▶

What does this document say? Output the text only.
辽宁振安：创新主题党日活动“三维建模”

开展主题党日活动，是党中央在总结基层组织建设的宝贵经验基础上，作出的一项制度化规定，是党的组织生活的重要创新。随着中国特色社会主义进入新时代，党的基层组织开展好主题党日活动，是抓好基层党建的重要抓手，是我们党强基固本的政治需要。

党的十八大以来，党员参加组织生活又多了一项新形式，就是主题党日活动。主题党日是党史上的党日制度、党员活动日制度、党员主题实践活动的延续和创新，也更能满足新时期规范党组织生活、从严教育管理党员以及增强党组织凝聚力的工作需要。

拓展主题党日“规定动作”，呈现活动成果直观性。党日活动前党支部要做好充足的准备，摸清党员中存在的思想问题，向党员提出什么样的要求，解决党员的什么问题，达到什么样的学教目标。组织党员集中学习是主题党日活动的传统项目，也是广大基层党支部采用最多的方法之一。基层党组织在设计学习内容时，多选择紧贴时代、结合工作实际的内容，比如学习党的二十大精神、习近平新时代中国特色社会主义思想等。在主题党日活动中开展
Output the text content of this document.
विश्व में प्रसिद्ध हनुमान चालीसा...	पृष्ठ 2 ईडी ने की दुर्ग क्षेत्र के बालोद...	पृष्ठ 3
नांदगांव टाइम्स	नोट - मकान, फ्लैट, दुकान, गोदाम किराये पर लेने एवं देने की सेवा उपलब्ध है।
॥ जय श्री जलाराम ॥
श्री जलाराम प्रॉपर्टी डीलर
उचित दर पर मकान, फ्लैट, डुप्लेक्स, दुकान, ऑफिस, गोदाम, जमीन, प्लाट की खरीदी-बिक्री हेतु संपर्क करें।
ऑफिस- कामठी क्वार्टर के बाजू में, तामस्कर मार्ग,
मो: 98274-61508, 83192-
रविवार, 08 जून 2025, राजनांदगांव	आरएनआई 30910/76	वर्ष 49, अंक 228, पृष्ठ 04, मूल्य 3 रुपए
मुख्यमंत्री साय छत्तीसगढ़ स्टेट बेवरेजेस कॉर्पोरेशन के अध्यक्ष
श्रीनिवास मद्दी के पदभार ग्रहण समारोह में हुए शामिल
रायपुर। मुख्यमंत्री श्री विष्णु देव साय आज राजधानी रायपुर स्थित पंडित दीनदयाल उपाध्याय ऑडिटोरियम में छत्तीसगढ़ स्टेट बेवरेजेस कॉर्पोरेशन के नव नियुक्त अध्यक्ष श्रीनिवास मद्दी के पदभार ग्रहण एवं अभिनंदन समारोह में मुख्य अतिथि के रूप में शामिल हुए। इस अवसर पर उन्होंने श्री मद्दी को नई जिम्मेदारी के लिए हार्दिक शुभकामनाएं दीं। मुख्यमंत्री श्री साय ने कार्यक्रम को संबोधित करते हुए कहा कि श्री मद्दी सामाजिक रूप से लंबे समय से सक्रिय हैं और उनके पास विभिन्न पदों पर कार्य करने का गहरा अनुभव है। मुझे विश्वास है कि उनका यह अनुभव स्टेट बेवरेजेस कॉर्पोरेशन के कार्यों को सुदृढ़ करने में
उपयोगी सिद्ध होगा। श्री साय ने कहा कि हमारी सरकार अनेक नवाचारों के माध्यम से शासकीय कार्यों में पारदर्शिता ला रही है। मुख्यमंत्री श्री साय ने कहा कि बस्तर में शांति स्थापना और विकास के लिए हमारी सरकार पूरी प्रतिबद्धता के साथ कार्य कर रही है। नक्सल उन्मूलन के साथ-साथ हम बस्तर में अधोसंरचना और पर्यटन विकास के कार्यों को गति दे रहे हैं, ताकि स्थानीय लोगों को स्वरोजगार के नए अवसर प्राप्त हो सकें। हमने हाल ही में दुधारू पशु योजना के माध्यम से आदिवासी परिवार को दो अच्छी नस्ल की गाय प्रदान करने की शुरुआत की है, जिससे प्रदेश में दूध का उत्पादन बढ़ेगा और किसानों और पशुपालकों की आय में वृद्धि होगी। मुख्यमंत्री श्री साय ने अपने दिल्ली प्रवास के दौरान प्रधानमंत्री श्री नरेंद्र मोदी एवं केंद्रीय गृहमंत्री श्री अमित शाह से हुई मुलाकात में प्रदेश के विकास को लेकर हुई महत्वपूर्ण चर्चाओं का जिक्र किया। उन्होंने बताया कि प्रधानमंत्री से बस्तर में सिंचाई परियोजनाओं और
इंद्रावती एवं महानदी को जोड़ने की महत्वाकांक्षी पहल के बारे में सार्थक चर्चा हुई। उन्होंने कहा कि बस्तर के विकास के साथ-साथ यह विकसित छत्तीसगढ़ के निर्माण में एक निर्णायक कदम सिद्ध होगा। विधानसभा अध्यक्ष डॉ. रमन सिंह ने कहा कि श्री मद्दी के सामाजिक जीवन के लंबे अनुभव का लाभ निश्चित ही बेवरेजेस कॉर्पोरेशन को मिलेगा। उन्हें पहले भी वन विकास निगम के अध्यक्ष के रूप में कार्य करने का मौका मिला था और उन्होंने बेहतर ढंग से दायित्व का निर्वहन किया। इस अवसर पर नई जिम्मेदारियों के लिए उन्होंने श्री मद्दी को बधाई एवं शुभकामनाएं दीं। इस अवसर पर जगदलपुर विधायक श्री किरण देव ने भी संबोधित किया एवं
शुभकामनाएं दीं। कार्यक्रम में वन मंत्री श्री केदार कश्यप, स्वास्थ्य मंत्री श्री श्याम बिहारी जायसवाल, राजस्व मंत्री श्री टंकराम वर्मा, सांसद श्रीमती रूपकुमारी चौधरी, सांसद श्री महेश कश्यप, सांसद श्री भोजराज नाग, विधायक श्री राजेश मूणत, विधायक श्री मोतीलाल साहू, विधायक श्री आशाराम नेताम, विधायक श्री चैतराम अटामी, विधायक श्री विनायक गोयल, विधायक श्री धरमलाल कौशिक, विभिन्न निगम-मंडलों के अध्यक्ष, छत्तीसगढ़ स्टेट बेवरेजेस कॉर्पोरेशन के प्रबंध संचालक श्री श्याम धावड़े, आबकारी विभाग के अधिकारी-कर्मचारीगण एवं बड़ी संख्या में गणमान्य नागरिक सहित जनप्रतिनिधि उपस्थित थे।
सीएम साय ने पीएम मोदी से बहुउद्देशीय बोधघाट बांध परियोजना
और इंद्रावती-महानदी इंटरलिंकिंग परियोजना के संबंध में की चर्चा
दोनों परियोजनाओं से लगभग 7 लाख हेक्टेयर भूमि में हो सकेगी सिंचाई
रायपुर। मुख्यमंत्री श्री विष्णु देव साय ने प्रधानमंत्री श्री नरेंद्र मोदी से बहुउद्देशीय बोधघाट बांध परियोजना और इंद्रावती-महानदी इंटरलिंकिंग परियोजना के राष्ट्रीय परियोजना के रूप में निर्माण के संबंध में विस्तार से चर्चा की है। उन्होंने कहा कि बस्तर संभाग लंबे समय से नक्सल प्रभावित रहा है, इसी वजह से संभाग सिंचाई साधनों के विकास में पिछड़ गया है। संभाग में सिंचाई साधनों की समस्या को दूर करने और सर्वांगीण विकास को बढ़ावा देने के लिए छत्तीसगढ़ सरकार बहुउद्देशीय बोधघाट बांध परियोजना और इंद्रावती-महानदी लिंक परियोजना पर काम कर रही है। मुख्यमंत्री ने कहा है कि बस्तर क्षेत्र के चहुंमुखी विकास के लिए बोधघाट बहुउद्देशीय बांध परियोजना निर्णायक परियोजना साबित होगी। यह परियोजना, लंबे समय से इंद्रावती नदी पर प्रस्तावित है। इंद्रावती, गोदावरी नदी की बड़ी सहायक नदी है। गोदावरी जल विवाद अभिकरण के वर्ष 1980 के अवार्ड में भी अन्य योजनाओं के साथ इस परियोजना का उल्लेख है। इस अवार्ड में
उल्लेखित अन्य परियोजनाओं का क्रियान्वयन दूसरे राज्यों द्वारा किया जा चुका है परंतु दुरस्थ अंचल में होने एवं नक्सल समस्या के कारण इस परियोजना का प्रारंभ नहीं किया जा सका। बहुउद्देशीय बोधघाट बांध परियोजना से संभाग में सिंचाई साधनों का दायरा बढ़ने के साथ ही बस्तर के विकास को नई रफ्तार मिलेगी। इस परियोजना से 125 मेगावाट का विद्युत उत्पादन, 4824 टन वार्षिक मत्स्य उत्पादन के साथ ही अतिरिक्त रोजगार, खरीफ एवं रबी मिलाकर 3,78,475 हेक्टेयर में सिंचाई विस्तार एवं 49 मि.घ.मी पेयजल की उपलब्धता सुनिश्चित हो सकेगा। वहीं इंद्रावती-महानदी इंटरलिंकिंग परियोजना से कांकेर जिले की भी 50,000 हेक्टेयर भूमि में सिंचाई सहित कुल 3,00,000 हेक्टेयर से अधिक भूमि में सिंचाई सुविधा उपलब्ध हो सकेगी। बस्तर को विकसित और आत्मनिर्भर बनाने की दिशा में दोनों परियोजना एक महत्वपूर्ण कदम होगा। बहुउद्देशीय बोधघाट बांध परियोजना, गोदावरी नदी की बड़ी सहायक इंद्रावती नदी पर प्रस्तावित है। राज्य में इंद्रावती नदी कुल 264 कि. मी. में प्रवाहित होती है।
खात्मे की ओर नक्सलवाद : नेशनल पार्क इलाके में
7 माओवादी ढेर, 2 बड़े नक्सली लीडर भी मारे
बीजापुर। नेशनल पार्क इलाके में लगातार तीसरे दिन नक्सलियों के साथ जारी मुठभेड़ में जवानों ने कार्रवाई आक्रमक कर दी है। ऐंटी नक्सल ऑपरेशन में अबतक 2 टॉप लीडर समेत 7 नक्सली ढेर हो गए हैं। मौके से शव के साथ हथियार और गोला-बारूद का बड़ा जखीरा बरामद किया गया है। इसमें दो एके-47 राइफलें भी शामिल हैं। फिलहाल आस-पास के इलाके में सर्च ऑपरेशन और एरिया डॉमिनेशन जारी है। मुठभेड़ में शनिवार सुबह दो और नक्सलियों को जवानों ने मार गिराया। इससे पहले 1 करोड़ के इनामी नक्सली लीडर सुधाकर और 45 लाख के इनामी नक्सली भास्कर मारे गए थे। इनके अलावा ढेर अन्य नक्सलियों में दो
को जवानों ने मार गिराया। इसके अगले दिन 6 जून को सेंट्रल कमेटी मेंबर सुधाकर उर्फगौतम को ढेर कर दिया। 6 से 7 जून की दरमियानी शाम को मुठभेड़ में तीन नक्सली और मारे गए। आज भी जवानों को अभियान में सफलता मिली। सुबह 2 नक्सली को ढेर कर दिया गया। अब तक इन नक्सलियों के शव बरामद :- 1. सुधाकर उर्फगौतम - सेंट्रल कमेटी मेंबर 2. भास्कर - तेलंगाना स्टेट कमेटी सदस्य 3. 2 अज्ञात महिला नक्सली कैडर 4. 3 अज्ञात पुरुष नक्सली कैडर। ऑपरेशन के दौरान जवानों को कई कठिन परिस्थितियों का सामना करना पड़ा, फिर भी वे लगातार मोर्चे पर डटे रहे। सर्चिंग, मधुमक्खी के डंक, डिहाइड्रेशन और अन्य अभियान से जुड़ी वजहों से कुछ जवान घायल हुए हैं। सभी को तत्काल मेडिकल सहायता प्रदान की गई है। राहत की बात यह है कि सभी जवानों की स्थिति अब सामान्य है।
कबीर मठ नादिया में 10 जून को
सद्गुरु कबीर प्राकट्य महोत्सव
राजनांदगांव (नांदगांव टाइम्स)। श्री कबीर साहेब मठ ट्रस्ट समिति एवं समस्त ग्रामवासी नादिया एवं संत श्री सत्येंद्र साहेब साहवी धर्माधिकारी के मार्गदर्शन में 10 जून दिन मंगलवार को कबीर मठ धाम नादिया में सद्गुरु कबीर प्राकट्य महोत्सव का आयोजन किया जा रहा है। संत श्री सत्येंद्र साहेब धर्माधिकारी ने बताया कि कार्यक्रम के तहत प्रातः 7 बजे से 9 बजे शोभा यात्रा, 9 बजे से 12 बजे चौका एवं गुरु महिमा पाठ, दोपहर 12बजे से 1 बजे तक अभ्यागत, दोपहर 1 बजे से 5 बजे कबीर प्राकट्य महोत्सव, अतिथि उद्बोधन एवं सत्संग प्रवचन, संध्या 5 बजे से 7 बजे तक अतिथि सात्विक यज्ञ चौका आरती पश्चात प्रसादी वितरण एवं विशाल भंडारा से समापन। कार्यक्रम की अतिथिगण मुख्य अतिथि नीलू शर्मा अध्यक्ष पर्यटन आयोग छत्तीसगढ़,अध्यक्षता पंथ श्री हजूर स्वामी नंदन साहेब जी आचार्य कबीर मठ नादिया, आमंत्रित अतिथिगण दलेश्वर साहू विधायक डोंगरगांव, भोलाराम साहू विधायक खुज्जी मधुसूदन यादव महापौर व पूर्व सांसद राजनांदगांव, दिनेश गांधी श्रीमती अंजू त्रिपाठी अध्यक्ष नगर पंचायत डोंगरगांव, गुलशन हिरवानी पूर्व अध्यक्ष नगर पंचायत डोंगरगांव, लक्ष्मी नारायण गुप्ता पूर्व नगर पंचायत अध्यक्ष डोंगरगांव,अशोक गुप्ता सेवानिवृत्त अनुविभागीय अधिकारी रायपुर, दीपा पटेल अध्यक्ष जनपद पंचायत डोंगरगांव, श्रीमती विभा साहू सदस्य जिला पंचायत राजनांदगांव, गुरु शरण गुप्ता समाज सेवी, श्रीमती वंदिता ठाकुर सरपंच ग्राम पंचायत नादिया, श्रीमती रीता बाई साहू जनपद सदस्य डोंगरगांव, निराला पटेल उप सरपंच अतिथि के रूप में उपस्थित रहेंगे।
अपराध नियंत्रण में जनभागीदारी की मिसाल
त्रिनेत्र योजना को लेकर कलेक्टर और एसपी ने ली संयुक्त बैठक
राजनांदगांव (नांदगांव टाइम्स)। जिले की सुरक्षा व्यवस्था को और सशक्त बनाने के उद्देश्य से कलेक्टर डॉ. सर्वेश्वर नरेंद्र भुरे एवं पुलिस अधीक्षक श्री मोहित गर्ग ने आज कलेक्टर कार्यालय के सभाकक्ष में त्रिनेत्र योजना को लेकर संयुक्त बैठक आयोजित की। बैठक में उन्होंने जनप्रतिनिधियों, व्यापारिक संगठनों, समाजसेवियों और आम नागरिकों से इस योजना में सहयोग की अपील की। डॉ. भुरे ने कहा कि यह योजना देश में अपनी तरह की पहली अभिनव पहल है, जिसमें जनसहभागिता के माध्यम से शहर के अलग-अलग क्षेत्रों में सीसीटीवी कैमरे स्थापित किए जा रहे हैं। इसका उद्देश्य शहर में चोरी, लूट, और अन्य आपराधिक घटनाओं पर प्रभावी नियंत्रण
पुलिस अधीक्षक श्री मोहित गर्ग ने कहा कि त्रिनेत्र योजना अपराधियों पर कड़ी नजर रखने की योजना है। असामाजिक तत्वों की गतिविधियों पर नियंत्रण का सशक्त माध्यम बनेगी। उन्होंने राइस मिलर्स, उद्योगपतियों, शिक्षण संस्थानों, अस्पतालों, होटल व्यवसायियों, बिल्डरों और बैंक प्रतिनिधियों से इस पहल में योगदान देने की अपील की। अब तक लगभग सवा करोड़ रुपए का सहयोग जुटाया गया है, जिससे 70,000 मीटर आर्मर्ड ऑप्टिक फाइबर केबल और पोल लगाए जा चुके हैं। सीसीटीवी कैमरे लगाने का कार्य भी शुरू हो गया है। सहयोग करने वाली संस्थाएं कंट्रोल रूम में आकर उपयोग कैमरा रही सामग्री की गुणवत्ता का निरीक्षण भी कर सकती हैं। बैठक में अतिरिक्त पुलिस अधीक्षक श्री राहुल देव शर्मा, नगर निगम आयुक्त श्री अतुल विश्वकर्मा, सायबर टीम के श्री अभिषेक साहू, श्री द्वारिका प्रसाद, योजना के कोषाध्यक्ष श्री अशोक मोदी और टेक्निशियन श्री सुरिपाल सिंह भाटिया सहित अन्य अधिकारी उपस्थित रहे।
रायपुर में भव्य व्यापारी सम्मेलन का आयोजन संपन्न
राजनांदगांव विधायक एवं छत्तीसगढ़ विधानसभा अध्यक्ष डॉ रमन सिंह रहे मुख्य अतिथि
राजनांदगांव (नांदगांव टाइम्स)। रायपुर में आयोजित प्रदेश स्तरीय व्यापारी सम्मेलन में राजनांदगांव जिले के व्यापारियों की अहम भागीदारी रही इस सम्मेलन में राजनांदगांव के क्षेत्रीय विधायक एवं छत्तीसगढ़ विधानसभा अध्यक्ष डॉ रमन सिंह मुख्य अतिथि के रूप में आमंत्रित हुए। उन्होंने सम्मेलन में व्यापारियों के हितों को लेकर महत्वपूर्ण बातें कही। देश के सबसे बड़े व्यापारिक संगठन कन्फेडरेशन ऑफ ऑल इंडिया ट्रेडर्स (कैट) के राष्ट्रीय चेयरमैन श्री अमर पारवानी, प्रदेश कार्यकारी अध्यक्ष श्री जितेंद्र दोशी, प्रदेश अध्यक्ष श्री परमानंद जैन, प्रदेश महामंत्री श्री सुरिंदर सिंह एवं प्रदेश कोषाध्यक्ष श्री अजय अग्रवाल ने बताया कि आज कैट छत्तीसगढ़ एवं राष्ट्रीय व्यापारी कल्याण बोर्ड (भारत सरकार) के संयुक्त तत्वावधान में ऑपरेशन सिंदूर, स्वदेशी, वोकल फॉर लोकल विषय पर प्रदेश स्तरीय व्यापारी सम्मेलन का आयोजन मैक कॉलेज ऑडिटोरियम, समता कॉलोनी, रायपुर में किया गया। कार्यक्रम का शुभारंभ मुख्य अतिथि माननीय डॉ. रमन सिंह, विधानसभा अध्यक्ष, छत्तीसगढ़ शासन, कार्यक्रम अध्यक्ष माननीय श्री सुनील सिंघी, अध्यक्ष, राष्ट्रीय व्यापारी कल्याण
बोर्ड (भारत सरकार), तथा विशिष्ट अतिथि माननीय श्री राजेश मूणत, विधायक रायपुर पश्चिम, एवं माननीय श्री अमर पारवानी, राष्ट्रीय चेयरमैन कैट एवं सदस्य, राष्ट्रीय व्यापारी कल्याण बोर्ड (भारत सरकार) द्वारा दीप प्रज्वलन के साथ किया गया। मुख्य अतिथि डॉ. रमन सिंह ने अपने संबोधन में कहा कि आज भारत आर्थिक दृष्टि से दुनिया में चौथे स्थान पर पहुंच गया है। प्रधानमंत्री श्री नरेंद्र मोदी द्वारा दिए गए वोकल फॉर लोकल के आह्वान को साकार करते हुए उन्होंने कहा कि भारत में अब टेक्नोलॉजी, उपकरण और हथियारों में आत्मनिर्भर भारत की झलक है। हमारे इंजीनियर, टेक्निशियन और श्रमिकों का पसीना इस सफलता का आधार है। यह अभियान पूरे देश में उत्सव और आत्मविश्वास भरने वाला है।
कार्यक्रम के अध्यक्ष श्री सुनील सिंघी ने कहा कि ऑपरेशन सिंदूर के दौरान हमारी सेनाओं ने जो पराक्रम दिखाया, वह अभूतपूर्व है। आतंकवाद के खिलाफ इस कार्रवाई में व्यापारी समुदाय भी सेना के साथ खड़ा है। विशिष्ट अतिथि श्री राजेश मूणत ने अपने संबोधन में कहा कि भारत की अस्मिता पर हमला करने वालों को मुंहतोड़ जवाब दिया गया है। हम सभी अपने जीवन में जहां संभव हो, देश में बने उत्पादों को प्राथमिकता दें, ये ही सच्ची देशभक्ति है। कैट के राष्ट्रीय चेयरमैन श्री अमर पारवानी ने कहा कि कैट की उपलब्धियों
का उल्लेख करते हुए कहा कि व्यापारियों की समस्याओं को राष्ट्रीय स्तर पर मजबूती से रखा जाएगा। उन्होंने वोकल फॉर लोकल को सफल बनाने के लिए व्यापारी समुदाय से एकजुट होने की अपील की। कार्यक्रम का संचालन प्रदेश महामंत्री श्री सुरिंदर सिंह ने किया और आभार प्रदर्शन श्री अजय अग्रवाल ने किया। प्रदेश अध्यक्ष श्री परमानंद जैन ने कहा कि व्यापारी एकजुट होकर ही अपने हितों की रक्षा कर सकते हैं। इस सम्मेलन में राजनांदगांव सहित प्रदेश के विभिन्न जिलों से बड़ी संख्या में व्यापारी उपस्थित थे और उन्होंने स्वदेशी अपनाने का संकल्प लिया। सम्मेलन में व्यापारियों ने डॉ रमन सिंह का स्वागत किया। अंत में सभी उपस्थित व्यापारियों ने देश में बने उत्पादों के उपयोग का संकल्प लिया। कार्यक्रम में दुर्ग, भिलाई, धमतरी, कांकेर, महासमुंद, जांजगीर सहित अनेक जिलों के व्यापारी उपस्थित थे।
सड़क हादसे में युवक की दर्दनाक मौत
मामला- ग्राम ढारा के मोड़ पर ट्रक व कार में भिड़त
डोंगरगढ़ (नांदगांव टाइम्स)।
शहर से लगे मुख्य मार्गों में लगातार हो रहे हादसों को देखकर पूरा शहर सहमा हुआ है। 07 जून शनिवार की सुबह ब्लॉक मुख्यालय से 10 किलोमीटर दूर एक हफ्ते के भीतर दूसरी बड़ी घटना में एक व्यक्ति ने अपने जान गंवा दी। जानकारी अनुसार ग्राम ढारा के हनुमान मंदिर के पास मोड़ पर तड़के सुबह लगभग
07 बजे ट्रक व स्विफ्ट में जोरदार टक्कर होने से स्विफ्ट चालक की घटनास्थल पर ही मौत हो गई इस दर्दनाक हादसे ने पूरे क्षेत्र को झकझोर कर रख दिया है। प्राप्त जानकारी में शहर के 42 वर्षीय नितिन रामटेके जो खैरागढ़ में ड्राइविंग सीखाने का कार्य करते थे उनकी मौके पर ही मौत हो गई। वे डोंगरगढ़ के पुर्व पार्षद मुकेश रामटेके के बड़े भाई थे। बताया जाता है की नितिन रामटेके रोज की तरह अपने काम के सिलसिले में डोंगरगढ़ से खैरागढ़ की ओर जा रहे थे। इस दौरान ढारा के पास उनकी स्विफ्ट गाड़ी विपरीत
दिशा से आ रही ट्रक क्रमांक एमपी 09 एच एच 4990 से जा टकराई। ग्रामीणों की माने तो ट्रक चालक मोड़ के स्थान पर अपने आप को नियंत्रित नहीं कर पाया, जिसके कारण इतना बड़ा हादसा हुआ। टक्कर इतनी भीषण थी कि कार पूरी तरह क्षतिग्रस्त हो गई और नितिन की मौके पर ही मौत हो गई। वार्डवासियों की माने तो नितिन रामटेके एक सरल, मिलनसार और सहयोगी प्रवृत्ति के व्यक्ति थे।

◀

*WHAT TO PRODUCE*
In the entries above, count each line holding "text" and report the total and nothing more.

*TASK OUTPUT*
2